• Your task
The records below must be written out exactly, with every picture left behind.

• The records
::::::::::

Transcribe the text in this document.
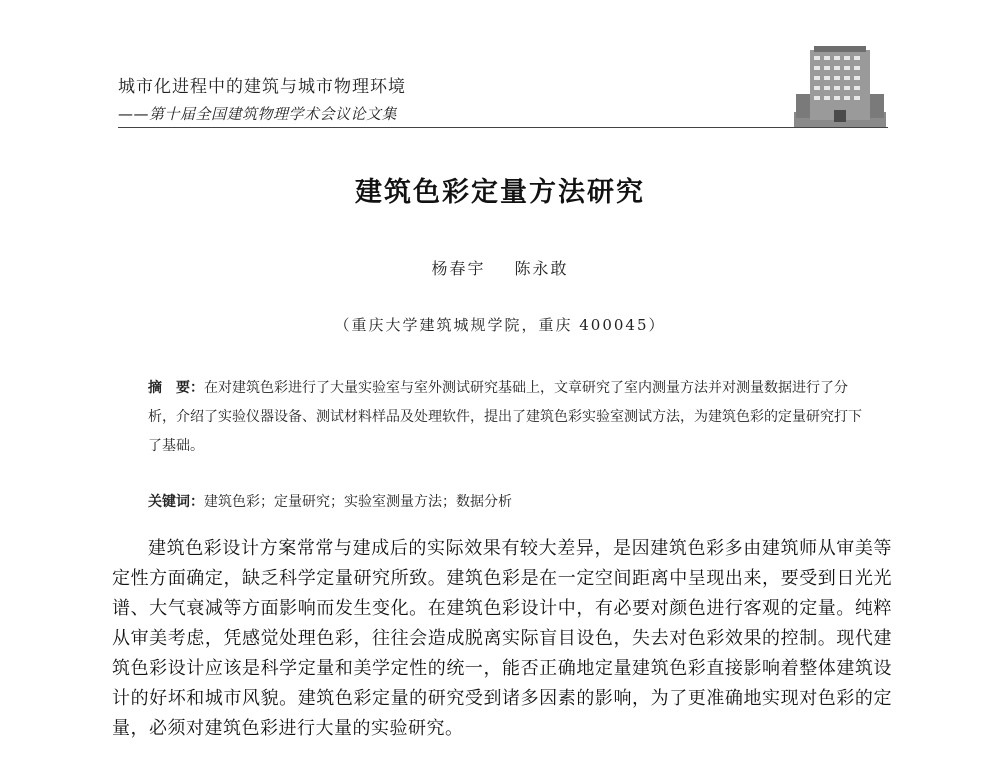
城市化进程中的建筑与城市物理环境
——第十届全国建筑物理学术会议论文集
建筑色彩定量方法研究
杨春宇 陈永敢
（重庆大学建筑城规学院，重庆 400045）
摘　要：在对建筑色彩进行了大量实验室与室外测试研究基础上，文章研究了室内测量方法并对测量数据进行了分析，介绍了实验仪器设备、测试材料样品及处理软件，提出了建筑色彩实验室测试方法，为建筑色彩的定量研究打下了基础。
关键词：建筑色彩；定量研究；实验室测量方法；数据分析
建筑色彩设计方案常常与建成后的实际效果有较大差异，是因建筑色彩多由建筑师从审美等定性方面确定，缺乏科学定量研究所致。建筑色彩是在一定空间距离中呈现出来，要受到日光光谱、大气衰减等方面影响而发生变化。在建筑色彩设计中，有必要对颜色进行客观的定量。纯粹从审美考虑，凭感觉处理色彩，往往会造成脱离实际盲目设色，失去对色彩效果的控制。现代建筑色彩设计应该是科学定量和美学定性的统一，能否正确地定量建筑色彩直接影响着整体建筑设计的好坏和城市风貌。建筑色彩定量的研究受到诸多因素的影响，为了更准确地实现对色彩的定量，必须对建筑色彩进行大量的实验研究。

::::::::::

• Output for this exercise
Transcribe the text in this document.
城市化进程中的建筑与城市物理环境
——第十届全国建筑物理学术会议论文集
建筑色彩定量方法研究
杨春宇 陈永敢
（重庆大学建筑城规学院，重庆 400045）
摘　要：在对建筑色彩进行了大量实验室与室外测试研究基础上，文章研究了室内测量方法并对测量数据进行了分析，介绍了实验仪器设备、测试材料样品及处理软件，提出了建筑色彩实验室测试方法，为建筑色彩的定量研究打下了基础。
关键词：建筑色彩；定量研究；实验室测量方法；数据分析
建筑色彩设计方案常常与建成后的实际效果有较大差异，是因建筑色彩多由建筑师从审美等定性方面确定，缺乏科学定量研究所致。建筑色彩是在一定空间距离中呈现出来，要受到日光光谱、大气衰减等方面影响而发生变化。在建筑色彩设计中，有必要对颜色进行客观的定量。纯粹从审美考虑，凭感觉处理色彩，往往会造成脱离实际盲目设色，失去对色彩效果的控制。现代建筑色彩设计应该是科学定量和美学定性的统一，能否正确地定量建筑色彩直接影响着整体建筑设计的好坏和城市风貌。建筑色彩定量的研究受到诸多因素的影响，为了更准确地实现对色彩的定量，必须对建筑色彩进行大量的实验研究。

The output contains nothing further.